■ Given request
Copy every line that contains the string "this" from the entries below.

■ Excerpted data
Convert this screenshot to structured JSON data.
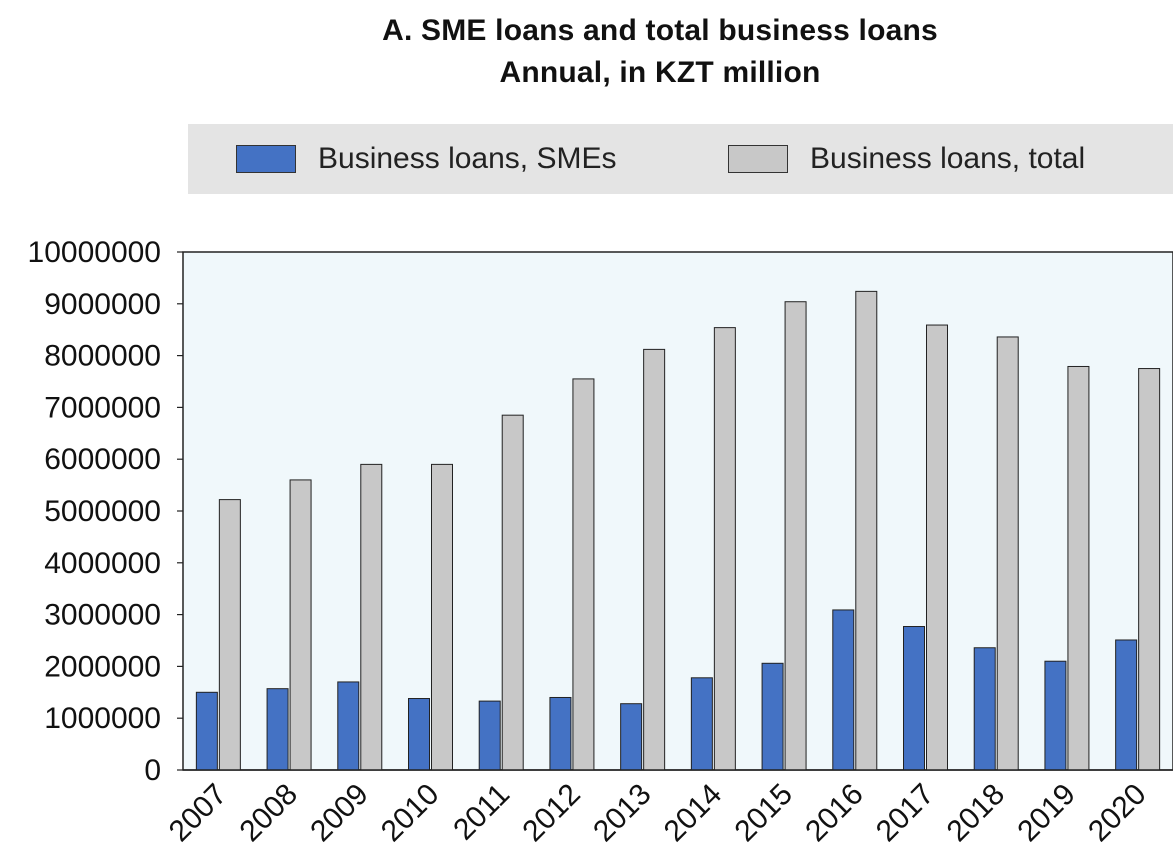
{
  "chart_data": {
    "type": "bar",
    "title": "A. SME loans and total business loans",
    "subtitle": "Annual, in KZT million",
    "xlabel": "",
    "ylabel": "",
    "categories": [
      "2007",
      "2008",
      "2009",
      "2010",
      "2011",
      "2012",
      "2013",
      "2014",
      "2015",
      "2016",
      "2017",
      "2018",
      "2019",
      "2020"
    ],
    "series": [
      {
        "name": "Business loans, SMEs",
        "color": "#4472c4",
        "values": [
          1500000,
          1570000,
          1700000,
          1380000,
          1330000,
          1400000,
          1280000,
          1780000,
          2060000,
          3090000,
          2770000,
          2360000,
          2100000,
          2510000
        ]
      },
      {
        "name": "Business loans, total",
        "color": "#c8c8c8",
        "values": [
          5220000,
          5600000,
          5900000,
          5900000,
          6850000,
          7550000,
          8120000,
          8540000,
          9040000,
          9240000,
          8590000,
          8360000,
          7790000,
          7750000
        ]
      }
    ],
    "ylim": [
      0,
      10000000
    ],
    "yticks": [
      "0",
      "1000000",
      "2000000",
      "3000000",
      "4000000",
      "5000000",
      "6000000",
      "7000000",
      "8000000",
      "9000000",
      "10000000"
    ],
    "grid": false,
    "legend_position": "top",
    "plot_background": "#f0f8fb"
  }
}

---

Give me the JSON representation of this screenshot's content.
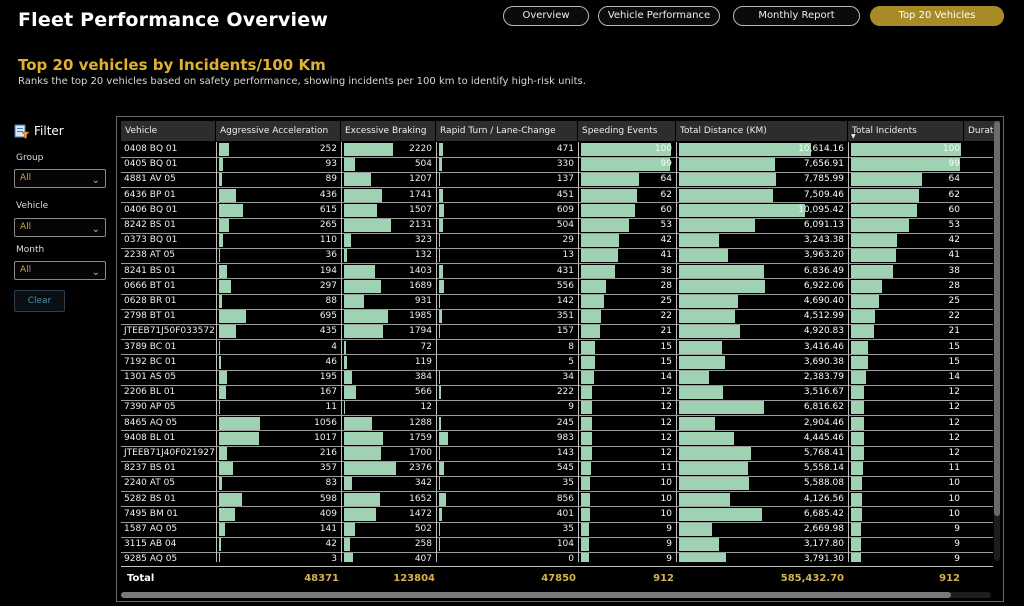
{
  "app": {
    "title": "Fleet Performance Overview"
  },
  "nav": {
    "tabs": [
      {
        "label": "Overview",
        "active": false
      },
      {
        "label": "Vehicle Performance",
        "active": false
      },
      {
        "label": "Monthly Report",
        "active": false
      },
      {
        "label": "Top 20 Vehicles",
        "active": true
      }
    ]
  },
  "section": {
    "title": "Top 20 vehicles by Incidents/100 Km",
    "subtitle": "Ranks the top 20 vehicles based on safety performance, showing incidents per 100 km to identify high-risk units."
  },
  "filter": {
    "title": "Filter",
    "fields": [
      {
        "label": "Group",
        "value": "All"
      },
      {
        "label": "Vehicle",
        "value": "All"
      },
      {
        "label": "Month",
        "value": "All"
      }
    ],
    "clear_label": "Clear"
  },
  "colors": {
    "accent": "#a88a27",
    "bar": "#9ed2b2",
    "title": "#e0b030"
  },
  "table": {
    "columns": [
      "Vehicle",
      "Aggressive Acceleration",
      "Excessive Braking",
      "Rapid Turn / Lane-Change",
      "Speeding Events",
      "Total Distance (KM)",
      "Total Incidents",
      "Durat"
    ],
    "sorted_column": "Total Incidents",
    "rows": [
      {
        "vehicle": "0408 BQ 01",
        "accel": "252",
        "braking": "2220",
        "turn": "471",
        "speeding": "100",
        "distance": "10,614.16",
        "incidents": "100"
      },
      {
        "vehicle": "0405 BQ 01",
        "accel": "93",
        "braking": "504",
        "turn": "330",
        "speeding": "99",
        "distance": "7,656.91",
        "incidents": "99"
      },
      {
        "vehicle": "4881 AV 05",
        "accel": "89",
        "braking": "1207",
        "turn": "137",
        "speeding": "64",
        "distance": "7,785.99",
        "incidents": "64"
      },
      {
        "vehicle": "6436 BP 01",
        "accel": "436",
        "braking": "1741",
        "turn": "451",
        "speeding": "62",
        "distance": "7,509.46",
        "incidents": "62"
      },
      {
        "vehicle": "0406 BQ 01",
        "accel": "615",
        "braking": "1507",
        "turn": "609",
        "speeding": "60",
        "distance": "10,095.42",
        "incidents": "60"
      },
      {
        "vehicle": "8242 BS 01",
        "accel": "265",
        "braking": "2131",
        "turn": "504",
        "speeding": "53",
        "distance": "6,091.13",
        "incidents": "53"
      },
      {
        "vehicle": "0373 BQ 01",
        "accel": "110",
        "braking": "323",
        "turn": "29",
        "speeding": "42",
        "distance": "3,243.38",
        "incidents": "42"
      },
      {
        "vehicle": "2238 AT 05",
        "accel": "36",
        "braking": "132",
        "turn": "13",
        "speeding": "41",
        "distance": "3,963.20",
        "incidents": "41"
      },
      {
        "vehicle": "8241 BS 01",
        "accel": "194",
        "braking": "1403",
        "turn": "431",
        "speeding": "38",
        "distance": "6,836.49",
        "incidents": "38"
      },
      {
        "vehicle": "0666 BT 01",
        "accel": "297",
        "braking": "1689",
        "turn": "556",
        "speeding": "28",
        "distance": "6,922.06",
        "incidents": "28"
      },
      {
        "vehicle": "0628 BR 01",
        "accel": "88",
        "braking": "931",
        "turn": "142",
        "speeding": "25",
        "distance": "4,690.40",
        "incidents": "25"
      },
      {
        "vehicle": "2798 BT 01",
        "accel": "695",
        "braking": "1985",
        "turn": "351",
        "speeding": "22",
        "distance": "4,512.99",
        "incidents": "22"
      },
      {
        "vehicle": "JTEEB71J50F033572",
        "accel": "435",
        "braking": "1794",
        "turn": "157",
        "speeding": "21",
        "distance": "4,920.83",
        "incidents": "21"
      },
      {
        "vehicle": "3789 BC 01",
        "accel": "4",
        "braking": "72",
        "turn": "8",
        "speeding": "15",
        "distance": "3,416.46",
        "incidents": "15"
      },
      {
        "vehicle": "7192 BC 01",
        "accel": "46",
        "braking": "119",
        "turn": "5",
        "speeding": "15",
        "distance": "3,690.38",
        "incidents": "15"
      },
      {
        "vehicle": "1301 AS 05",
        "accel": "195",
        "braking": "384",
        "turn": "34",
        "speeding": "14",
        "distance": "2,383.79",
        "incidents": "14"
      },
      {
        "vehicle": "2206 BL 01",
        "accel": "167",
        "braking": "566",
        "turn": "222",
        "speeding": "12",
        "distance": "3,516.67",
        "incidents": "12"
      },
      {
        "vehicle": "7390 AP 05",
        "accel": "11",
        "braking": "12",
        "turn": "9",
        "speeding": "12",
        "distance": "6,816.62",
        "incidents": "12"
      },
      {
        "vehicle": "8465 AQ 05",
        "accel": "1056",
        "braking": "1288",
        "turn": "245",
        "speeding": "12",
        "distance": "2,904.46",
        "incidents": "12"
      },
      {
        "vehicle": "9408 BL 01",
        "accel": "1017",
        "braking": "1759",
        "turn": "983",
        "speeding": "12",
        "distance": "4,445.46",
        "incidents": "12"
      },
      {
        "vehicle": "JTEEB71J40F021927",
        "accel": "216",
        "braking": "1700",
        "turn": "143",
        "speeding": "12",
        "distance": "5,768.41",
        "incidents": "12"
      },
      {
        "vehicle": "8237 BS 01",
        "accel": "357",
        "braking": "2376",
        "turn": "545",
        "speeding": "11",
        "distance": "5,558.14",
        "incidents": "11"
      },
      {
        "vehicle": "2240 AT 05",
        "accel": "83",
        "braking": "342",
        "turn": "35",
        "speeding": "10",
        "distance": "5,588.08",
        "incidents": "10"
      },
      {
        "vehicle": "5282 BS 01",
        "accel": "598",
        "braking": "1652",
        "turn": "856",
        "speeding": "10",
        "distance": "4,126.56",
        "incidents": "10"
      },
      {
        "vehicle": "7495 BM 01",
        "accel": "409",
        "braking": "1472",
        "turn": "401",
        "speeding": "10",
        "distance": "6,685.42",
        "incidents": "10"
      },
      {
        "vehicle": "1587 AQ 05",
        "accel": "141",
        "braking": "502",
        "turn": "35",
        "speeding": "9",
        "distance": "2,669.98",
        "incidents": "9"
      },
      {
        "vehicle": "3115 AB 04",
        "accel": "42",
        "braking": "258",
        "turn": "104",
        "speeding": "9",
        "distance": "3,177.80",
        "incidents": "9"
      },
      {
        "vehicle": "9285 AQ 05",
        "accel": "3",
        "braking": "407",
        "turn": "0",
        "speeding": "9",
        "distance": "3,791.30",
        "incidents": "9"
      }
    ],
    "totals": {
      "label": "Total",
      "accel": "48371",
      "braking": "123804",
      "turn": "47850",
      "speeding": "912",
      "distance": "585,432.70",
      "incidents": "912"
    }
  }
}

■ Full solution
Convert this screenshot to structured JSON data.
Give me the JSON representation of this screenshot's content.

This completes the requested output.